----- Supplied material -----

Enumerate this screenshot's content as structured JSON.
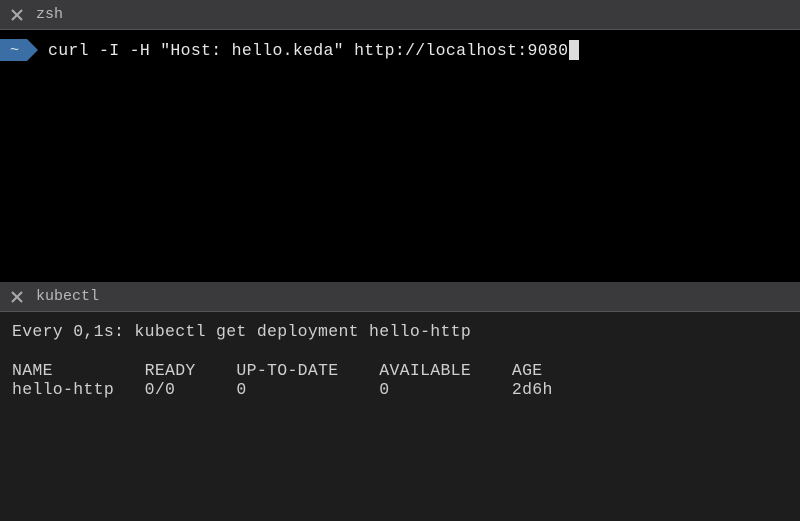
{
  "pane_top": {
    "title": "zsh",
    "prompt_dir": "~",
    "command": "curl -I -H \"Host: hello.keda\" http://localhost:9080"
  },
  "pane_bottom": {
    "title": "kubectl",
    "watch_line": "Every 0,1s: kubectl get deployment hello-http",
    "table": {
      "headers": [
        "NAME",
        "READY",
        "UP-TO-DATE",
        "AVAILABLE",
        "AGE"
      ],
      "rows": [
        {
          "name": "hello-http",
          "ready": "0/0",
          "up_to_date": "0",
          "available": "0",
          "age": "2d6h"
        }
      ]
    }
  }
}
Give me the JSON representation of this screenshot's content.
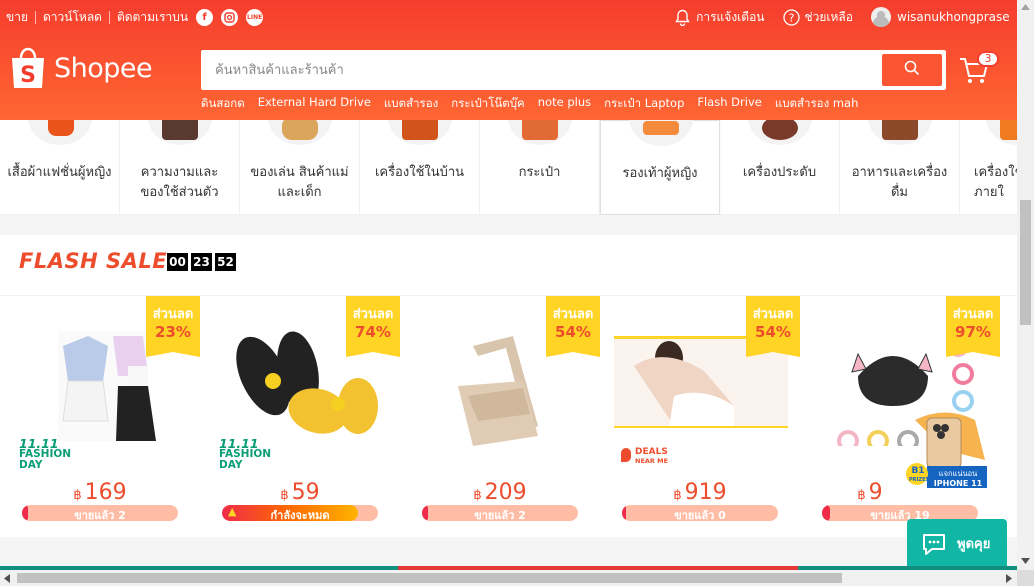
{
  "colors": {
    "brand": "#ee4d2d",
    "header_top": "#f53d2d",
    "header_bottom": "#ff6633",
    "badge": "#ffd424",
    "chat": "#12b6a5"
  },
  "topbar": {
    "left": [
      "ขาย",
      "ดาวน์โหลด",
      "ติดตามเราบน"
    ],
    "social": [
      "facebook-icon",
      "instagram-icon",
      "line-icon"
    ],
    "line_label": "LINE",
    "notifications": "การแจ้งเตือน",
    "help": "ช่วยเหลือ",
    "username": "wisanukhongprasert"
  },
  "header": {
    "logo_text": "Shopee",
    "search_placeholder": "ค้นหาสินค้าและร้านค้า",
    "cart_count": "3",
    "hotwords": [
      "ดินสอกด",
      "External Hard Drive",
      "แบตสำรอง",
      "กระเป๋าโน๊ตบุ๊ค",
      "note plus",
      "กระเป๋า Laptop",
      "Flash Drive",
      "แบตสำรอง mah"
    ]
  },
  "categories": [
    {
      "label": "เสื้อผ้าแฟชั่นผู้หญิง"
    },
    {
      "label": "ความงามและของใช้ส่วนตัว"
    },
    {
      "label": "ของเล่น สินค้าแม่และเด็ก"
    },
    {
      "label": "เครื่องใช้ในบ้าน"
    },
    {
      "label": "กระเป๋า"
    },
    {
      "label": "รองเท้าผู้หญิง"
    },
    {
      "label": "เครื่องประดับ"
    },
    {
      "label": "อาหารและเครื่องดื่ม"
    },
    {
      "label": "เครื่องใช้ภายใ"
    }
  ],
  "flash_sale": {
    "title": "FLASH SALE",
    "timer": [
      "00",
      "23",
      "52"
    ],
    "discount_label": "ส่วนลด",
    "currency": "฿",
    "products": [
      {
        "discount": "23%",
        "price": "169",
        "sold": "ขายแล้ว 2",
        "sold_fraction": 0.04,
        "tag": "1111"
      },
      {
        "discount": "74%",
        "price": "59",
        "sold": "กำลังจะหมด",
        "sold_fraction": 0.87,
        "tag": "1111"
      },
      {
        "discount": "54%",
        "price": "209",
        "sold": "ขายแล้ว 2",
        "sold_fraction": 0.04,
        "tag": ""
      },
      {
        "discount": "54%",
        "price": "919",
        "sold": "ขายแล้ว 0",
        "sold_fraction": 0.0,
        "tag": "deals"
      },
      {
        "discount": "97%",
        "price": "9",
        "sold": "ขายแล้ว 19",
        "sold_fraction": 0.05,
        "tag": ""
      }
    ],
    "tag_1111": {
      "line1": "11.11",
      "line2": "FASHION",
      "line3": "DAY"
    },
    "tag_deals": {
      "line1": "DEALS",
      "line2": "NEAR ME"
    }
  },
  "iphone_ad": {
    "line1": "แจกแน่นอน",
    "line2": "IPHONE 11",
    "chip": "B1",
    "chip2": "PRIZES"
  },
  "chat": {
    "label": "พูดคุย"
  }
}
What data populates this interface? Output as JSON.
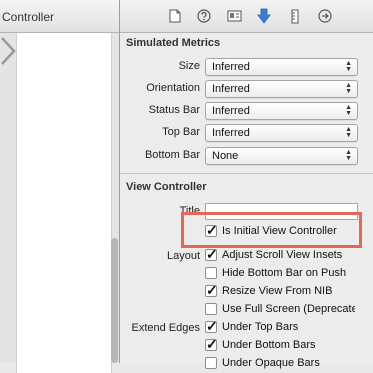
{
  "editor": {
    "left_title": "Controller"
  },
  "inspector_tabs": [
    {
      "name": "file-inspector",
      "icon": "file-icon"
    },
    {
      "name": "quick-help",
      "icon": "help-icon"
    },
    {
      "name": "identity-inspector",
      "icon": "id-card-icon"
    },
    {
      "name": "attributes-inspector",
      "icon": "down-arrow-icon",
      "selected": true
    },
    {
      "name": "size-inspector",
      "icon": "ruler-icon"
    },
    {
      "name": "connections-inspector",
      "icon": "arrow-circle-icon"
    }
  ],
  "simulated_metrics": {
    "header": "Simulated Metrics",
    "rows": [
      {
        "label": "Size",
        "value": "Inferred"
      },
      {
        "label": "Orientation",
        "value": "Inferred"
      },
      {
        "label": "Status Bar",
        "value": "Inferred"
      },
      {
        "label": "Top Bar",
        "value": "Inferred"
      },
      {
        "label": "Bottom Bar",
        "value": "None"
      }
    ]
  },
  "view_controller": {
    "header": "View Controller",
    "title_label": "Title",
    "title_value": "",
    "initial": {
      "label": "Is Initial View Controller",
      "checked": true
    },
    "layout_label": "Layout",
    "layout_options": [
      {
        "label": "Adjust Scroll View Insets",
        "checked": true
      },
      {
        "label": "Hide Bottom Bar on Push",
        "checked": false
      },
      {
        "label": "Resize View From NIB",
        "checked": true
      },
      {
        "label": "Use Full Screen (Deprecated)",
        "checked": false
      }
    ],
    "extend_edges_label": "Extend Edges",
    "extend_edges_options": [
      {
        "label": "Under Top Bars",
        "checked": true
      },
      {
        "label": "Under Bottom Bars",
        "checked": true
      },
      {
        "label": "Under Opaque Bars",
        "checked": false
      }
    ]
  },
  "colors": {
    "highlight": "#e8655a",
    "selected_tab": "#3b7ddd"
  }
}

-----

* Problem: Leave out the pictures and repeat everything else in the records exactly.

* Output of the exercise:
Enumerate this screenshot's content as structured JSON.
{
  "pane_top": {
    "title": "zsh",
    "prompt_dir": "~",
    "command": "curl -I -H \"Host: hello.keda\" http://localhost:9080"
  },
  "pane_bottom": {
    "title": "kubectl",
    "watch_line": "Every 0,1s: kubectl get deployment hello-http",
    "table": {
      "headers": [
        "NAME",
        "READY",
        "UP-TO-DATE",
        "AVAILABLE",
        "AGE"
      ],
      "rows": [
        {
          "name": "hello-http",
          "ready": "0/0",
          "up_to_date": "0",
          "available": "0",
          "age": "2d6h"
        }
      ]
    }
  }
}
Give me the JSON representation of this screenshot's content.
{
  "colors": {
    "brand": "#ee4d2d",
    "header_top": "#f53d2d",
    "header_bottom": "#ff6633",
    "badge": "#ffd424",
    "chat": "#12b6a5"
  },
  "topbar": {
    "left": [
      "ขาย",
      "ดาวน์โหลด",
      "ติดตามเราบน"
    ],
    "social": [
      "facebook-icon",
      "instagram-icon",
      "line-icon"
    ],
    "line_label": "LINE",
    "notifications": "การแจ้งเตือน",
    "help": "ช่วยเหลือ",
    "username": "wisanukhongprasert"
  },
  "header": {
    "logo_text": "Shopee",
    "search_placeholder": "ค้นหาสินค้าและร้านค้า",
    "cart_count": "3",
    "hotwords": [
      "ดินสอกด",
      "External Hard Drive",
      "แบตสำรอง",
      "กระเป๋าโน๊ตบุ๊ค",
      "note plus",
      "กระเป๋า Laptop",
      "Flash Drive",
      "แบตสำรอง mah"
    ]
  },
  "categories": [
    {
      "label": "เสื้อผ้าแฟชั่นผู้หญิง"
    },
    {
      "label": "ความงามและของใช้ส่วนตัว"
    },
    {
      "label": "ของเล่น สินค้าแม่และเด็ก"
    },
    {
      "label": "เครื่องใช้ในบ้าน"
    },
    {
      "label": "กระเป๋า"
    },
    {
      "label": "รองเท้าผู้หญิง"
    },
    {
      "label": "เครื่องประดับ"
    },
    {
      "label": "อาหารและเครื่องดื่ม"
    },
    {
      "label": "เครื่องใช้ภายใ"
    }
  ],
  "flash_sale": {
    "title": "FLASH SALE",
    "timer": [
      "00",
      "23",
      "52"
    ],
    "discount_label": "ส่วนลด",
    "currency": "฿",
    "products": [
      {
        "discount": "23%",
        "price": "169",
        "sold": "ขายแล้ว 2",
        "sold_fraction": 0.04,
        "tag": "1111"
      },
      {
        "discount": "74%",
        "price": "59",
        "sold": "กำลังจะหมด",
        "sold_fraction": 0.87,
        "tag": "1111"
      },
      {
        "discount": "54%",
        "price": "209",
        "sold": "ขายแล้ว 2",
        "sold_fraction": 0.04,
        "tag": ""
      },
      {
        "discount": "54%",
        "price": "919",
        "sold": "ขายแล้ว 0",
        "sold_fraction": 0.0,
        "tag": "deals"
      },
      {
        "discount": "97%",
        "price": "9",
        "sold": "ขายแล้ว 19",
        "sold_fraction": 0.05,
        "tag": ""
      }
    ],
    "tag_1111": {
      "line1": "11.11",
      "line2": "FASHION",
      "line3": "DAY"
    },
    "tag_deals": {
      "line1": "DEALS",
      "line2": "NEAR ME"
    }
  },
  "iphone_ad": {
    "line1": "แจกแน่นอน",
    "line2": "IPHONE 11",
    "chip": "B1",
    "chip2": "PRIZES"
  },
  "chat": {
    "label": "พูดคุย"
  }
}
What data populates this interface? Output as JSON.
{
  "editor": {
    "left_title": "Controller"
  },
  "inspector_tabs": [
    {
      "name": "file-inspector",
      "icon": "file-icon"
    },
    {
      "name": "quick-help",
      "icon": "help-icon"
    },
    {
      "name": "identity-inspector",
      "icon": "id-card-icon"
    },
    {
      "name": "attributes-inspector",
      "icon": "down-arrow-icon",
      "selected": true
    },
    {
      "name": "size-inspector",
      "icon": "ruler-icon"
    },
    {
      "name": "connections-inspector",
      "icon": "arrow-circle-icon"
    }
  ],
  "simulated_metrics": {
    "header": "Simulated Metrics",
    "rows": [
      {
        "label": "Size",
        "value": "Inferred"
      },
      {
        "label": "Orientation",
        "value": "Inferred"
      },
      {
        "label": "Status Bar",
        "value": "Inferred"
      },
      {
        "label": "Top Bar",
        "value": "Inferred"
      },
      {
        "label": "Bottom Bar",
        "value": "None"
      }
    ]
  },
  "view_controller": {
    "header": "View Controller",
    "title_label": "Title",
    "title_value": "",
    "initial": {
      "label": "Is Initial View Controller",
      "checked": true
    },
    "layout_label": "Layout",
    "layout_options": [
      {
        "label": "Adjust Scroll View Insets",
        "checked": true
      },
      {
        "label": "Hide Bottom Bar on Push",
        "checked": false
      },
      {
        "label": "Resize View From NIB",
        "checked": true
      },
      {
        "label": "Use Full Screen (Deprecated)",
        "checked": false
      }
    ],
    "extend_edges_label": "Extend Edges",
    "extend_edges_options": [
      {
        "label": "Under Top Bars",
        "checked": true
      },
      {
        "label": "Under Bottom Bars",
        "checked": true
      },
      {
        "label": "Under Opaque Bars",
        "checked": false
      }
    ]
  },
  "colors": {
    "highlight": "#e8655a",
    "selected_tab": "#3b7ddd"
  }
}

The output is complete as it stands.